**Requirement:** Pictures within the data are to be left out; everything else must be reproduced exactly.
>> Start Task input
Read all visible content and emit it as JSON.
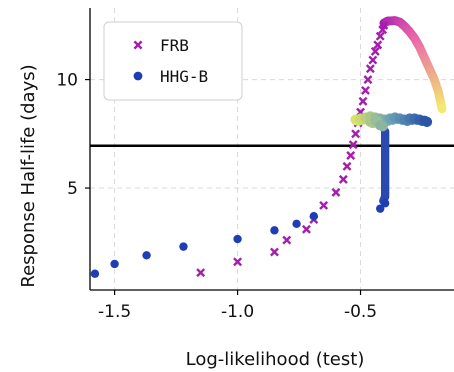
{
  "chart_data": {
    "type": "scatter",
    "xlabel": "Log-likelihood (test)",
    "ylabel": "Response Half-life (days)",
    "xlim": [
      -1.6,
      -0.12
    ],
    "ylim": [
      0.3,
      13.3
    ],
    "xticks": [
      -1.5,
      -1.0,
      -0.5
    ],
    "xtick_labels": [
      "-1.5",
      "-1.0",
      "-0.5"
    ],
    "yticks": [
      5,
      10
    ],
    "ytick_labels": [
      "5",
      "10"
    ],
    "grid": true,
    "hline": {
      "y": 6.95,
      "color": "#000000"
    },
    "legend": {
      "placement": "top-left",
      "entries": [
        {
          "label": "FRB",
          "marker": "x",
          "color": "#a61caf"
        },
        {
          "label": "HHG-B",
          "marker": "circle",
          "color": "#1f3eb4"
        }
      ]
    },
    "series": [
      {
        "name": "FRB",
        "marker": "x",
        "color": "#a61caf",
        "points": [
          [
            -1.15,
            1.1
          ],
          [
            -1.0,
            1.6
          ],
          [
            -0.85,
            2.05
          ],
          [
            -0.8,
            2.6
          ],
          [
            -0.72,
            3.1
          ],
          [
            -0.69,
            3.55
          ],
          [
            -0.65,
            4.2
          ],
          [
            -0.6,
            4.8
          ],
          [
            -0.57,
            5.4
          ],
          [
            -0.555,
            6.0
          ],
          [
            -0.54,
            6.5
          ],
          [
            -0.53,
            7.0
          ],
          [
            -0.52,
            7.5
          ],
          [
            -0.51,
            8.0
          ],
          [
            -0.5,
            8.5
          ],
          [
            -0.49,
            9.0
          ],
          [
            -0.48,
            9.5
          ],
          [
            -0.47,
            10.0
          ],
          [
            -0.46,
            10.5
          ],
          [
            -0.45,
            10.9
          ],
          [
            -0.44,
            11.3
          ],
          [
            -0.43,
            11.6
          ],
          [
            -0.42,
            12.0
          ],
          [
            -0.41,
            12.3
          ],
          [
            -0.405,
            12.5
          ]
        ]
      },
      {
        "name": "HHG-B",
        "marker": "circle",
        "color": "#1f3eb4",
        "points": [
          [
            -1.58,
            1.05
          ],
          [
            -1.5,
            1.5
          ],
          [
            -1.37,
            1.9
          ],
          [
            -1.22,
            2.3
          ],
          [
            -1.0,
            2.65
          ],
          [
            -0.85,
            3.05
          ],
          [
            -0.76,
            3.35
          ],
          [
            -0.69,
            3.7
          ],
          [
            -0.42,
            4.05
          ],
          [
            -0.4,
            4.3
          ]
        ]
      },
      {
        "name": "",
        "marker": "circle",
        "color_scale": [
          "#a61caf",
          "#ea6aa8",
          "#f3eb6e"
        ],
        "description_points_on_arc": [
          [
            -0.405,
            12.6
          ],
          [
            -0.39,
            12.7
          ],
          [
            -0.36,
            12.72
          ],
          [
            -0.34,
            12.65
          ],
          [
            -0.32,
            12.45
          ],
          [
            -0.3,
            12.2
          ],
          [
            -0.28,
            11.9
          ],
          [
            -0.26,
            11.5
          ],
          [
            -0.24,
            11.0
          ],
          [
            -0.22,
            10.5
          ],
          [
            -0.2,
            10.0
          ],
          [
            -0.185,
            9.5
          ],
          [
            -0.175,
            9.0
          ],
          [
            -0.168,
            8.6
          ]
        ]
      },
      {
        "name": "",
        "marker": "circle",
        "color_scale": [
          "#dbe26a",
          "#6aa3b5",
          "#2b56a8"
        ],
        "cluster_points": [
          [
            -0.52,
            8.15
          ],
          [
            -0.5,
            8.2
          ],
          [
            -0.48,
            8.25
          ],
          [
            -0.46,
            8.3
          ],
          [
            -0.44,
            8.25
          ],
          [
            -0.42,
            8.2
          ],
          [
            -0.4,
            8.15
          ],
          [
            -0.38,
            8.2
          ],
          [
            -0.36,
            8.25
          ],
          [
            -0.34,
            8.2
          ],
          [
            -0.32,
            8.15
          ],
          [
            -0.3,
            8.2
          ],
          [
            -0.28,
            8.2
          ],
          [
            -0.26,
            8.15
          ],
          [
            -0.24,
            8.1
          ],
          [
            -0.46,
            8.05
          ],
          [
            -0.44,
            8.1
          ],
          [
            -0.42,
            7.9
          ]
        ]
      },
      {
        "name": "",
        "marker": "circle",
        "color": "#2a4ab0",
        "column_points": [
          [
            -0.4,
            7.6
          ],
          [
            -0.4,
            7.3
          ],
          [
            -0.4,
            7.0
          ],
          [
            -0.4,
            6.7
          ],
          [
            -0.4,
            6.4
          ],
          [
            -0.4,
            6.1
          ],
          [
            -0.4,
            5.8
          ],
          [
            -0.4,
            5.5
          ],
          [
            -0.4,
            5.2
          ],
          [
            -0.4,
            4.9
          ],
          [
            -0.4,
            4.6
          ],
          [
            -0.41,
            4.35
          ]
        ]
      }
    ]
  }
}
>> End Task input
**Exercise solution:**
Read all visible content and emit it as JSON.
{
  "chart_data": {
    "type": "scatter",
    "xlabel": "Log-likelihood (test)",
    "ylabel": "Response Half-life (days)",
    "xlim": [
      -1.6,
      -0.12
    ],
    "ylim": [
      0.3,
      13.3
    ],
    "xticks": [
      -1.5,
      -1.0,
      -0.5
    ],
    "xtick_labels": [
      "-1.5",
      "-1.0",
      "-0.5"
    ],
    "yticks": [
      5,
      10
    ],
    "ytick_labels": [
      "5",
      "10"
    ],
    "grid": true,
    "hline": {
      "y": 6.95,
      "color": "#000000"
    },
    "legend": {
      "placement": "top-left",
      "entries": [
        {
          "label": "FRB",
          "marker": "x",
          "color": "#a61caf"
        },
        {
          "label": "HHG-B",
          "marker": "circle",
          "color": "#1f3eb4"
        }
      ]
    },
    "series": [
      {
        "name": "FRB",
        "marker": "x",
        "color": "#a61caf",
        "points": [
          [
            -1.15,
            1.1
          ],
          [
            -1.0,
            1.6
          ],
          [
            -0.85,
            2.05
          ],
          [
            -0.8,
            2.6
          ],
          [
            -0.72,
            3.1
          ],
          [
            -0.69,
            3.55
          ],
          [
            -0.65,
            4.2
          ],
          [
            -0.6,
            4.8
          ],
          [
            -0.57,
            5.4
          ],
          [
            -0.555,
            6.0
          ],
          [
            -0.54,
            6.5
          ],
          [
            -0.53,
            7.0
          ],
          [
            -0.52,
            7.5
          ],
          [
            -0.51,
            8.0
          ],
          [
            -0.5,
            8.5
          ],
          [
            -0.49,
            9.0
          ],
          [
            -0.48,
            9.5
          ],
          [
            -0.47,
            10.0
          ],
          [
            -0.46,
            10.5
          ],
          [
            -0.45,
            10.9
          ],
          [
            -0.44,
            11.3
          ],
          [
            -0.43,
            11.6
          ],
          [
            -0.42,
            12.0
          ],
          [
            -0.41,
            12.3
          ],
          [
            -0.405,
            12.5
          ]
        ]
      },
      {
        "name": "HHG-B",
        "marker": "circle",
        "color": "#1f3eb4",
        "points": [
          [
            -1.58,
            1.05
          ],
          [
            -1.5,
            1.5
          ],
          [
            -1.37,
            1.9
          ],
          [
            -1.22,
            2.3
          ],
          [
            -1.0,
            2.65
          ],
          [
            -0.85,
            3.05
          ],
          [
            -0.76,
            3.35
          ],
          [
            -0.69,
            3.7
          ],
          [
            -0.42,
            4.05
          ],
          [
            -0.4,
            4.3
          ]
        ]
      },
      {
        "name": "",
        "marker": "circle",
        "color_scale": [
          "#a61caf",
          "#ea6aa8",
          "#f3eb6e"
        ],
        "description_points_on_arc": [
          [
            -0.405,
            12.6
          ],
          [
            -0.39,
            12.7
          ],
          [
            -0.36,
            12.72
          ],
          [
            -0.34,
            12.65
          ],
          [
            -0.32,
            12.45
          ],
          [
            -0.3,
            12.2
          ],
          [
            -0.28,
            11.9
          ],
          [
            -0.26,
            11.5
          ],
          [
            -0.24,
            11.0
          ],
          [
            -0.22,
            10.5
          ],
          [
            -0.2,
            10.0
          ],
          [
            -0.185,
            9.5
          ],
          [
            -0.175,
            9.0
          ],
          [
            -0.168,
            8.6
          ]
        ]
      },
      {
        "name": "",
        "marker": "circle",
        "color_scale": [
          "#dbe26a",
          "#6aa3b5",
          "#2b56a8"
        ],
        "cluster_points": [
          [
            -0.52,
            8.15
          ],
          [
            -0.5,
            8.2
          ],
          [
            -0.48,
            8.25
          ],
          [
            -0.46,
            8.3
          ],
          [
            -0.44,
            8.25
          ],
          [
            -0.42,
            8.2
          ],
          [
            -0.4,
            8.15
          ],
          [
            -0.38,
            8.2
          ],
          [
            -0.36,
            8.25
          ],
          [
            -0.34,
            8.2
          ],
          [
            -0.32,
            8.15
          ],
          [
            -0.3,
            8.2
          ],
          [
            -0.28,
            8.2
          ],
          [
            -0.26,
            8.15
          ],
          [
            -0.24,
            8.1
          ],
          [
            -0.46,
            8.05
          ],
          [
            -0.44,
            8.1
          ],
          [
            -0.42,
            7.9
          ]
        ]
      },
      {
        "name": "",
        "marker": "circle",
        "color": "#2a4ab0",
        "column_points": [
          [
            -0.4,
            7.6
          ],
          [
            -0.4,
            7.3
          ],
          [
            -0.4,
            7.0
          ],
          [
            -0.4,
            6.7
          ],
          [
            -0.4,
            6.4
          ],
          [
            -0.4,
            6.1
          ],
          [
            -0.4,
            5.8
          ],
          [
            -0.4,
            5.5
          ],
          [
            -0.4,
            5.2
          ],
          [
            -0.4,
            4.9
          ],
          [
            -0.4,
            4.6
          ],
          [
            -0.41,
            4.35
          ]
        ]
      }
    ]
  }
}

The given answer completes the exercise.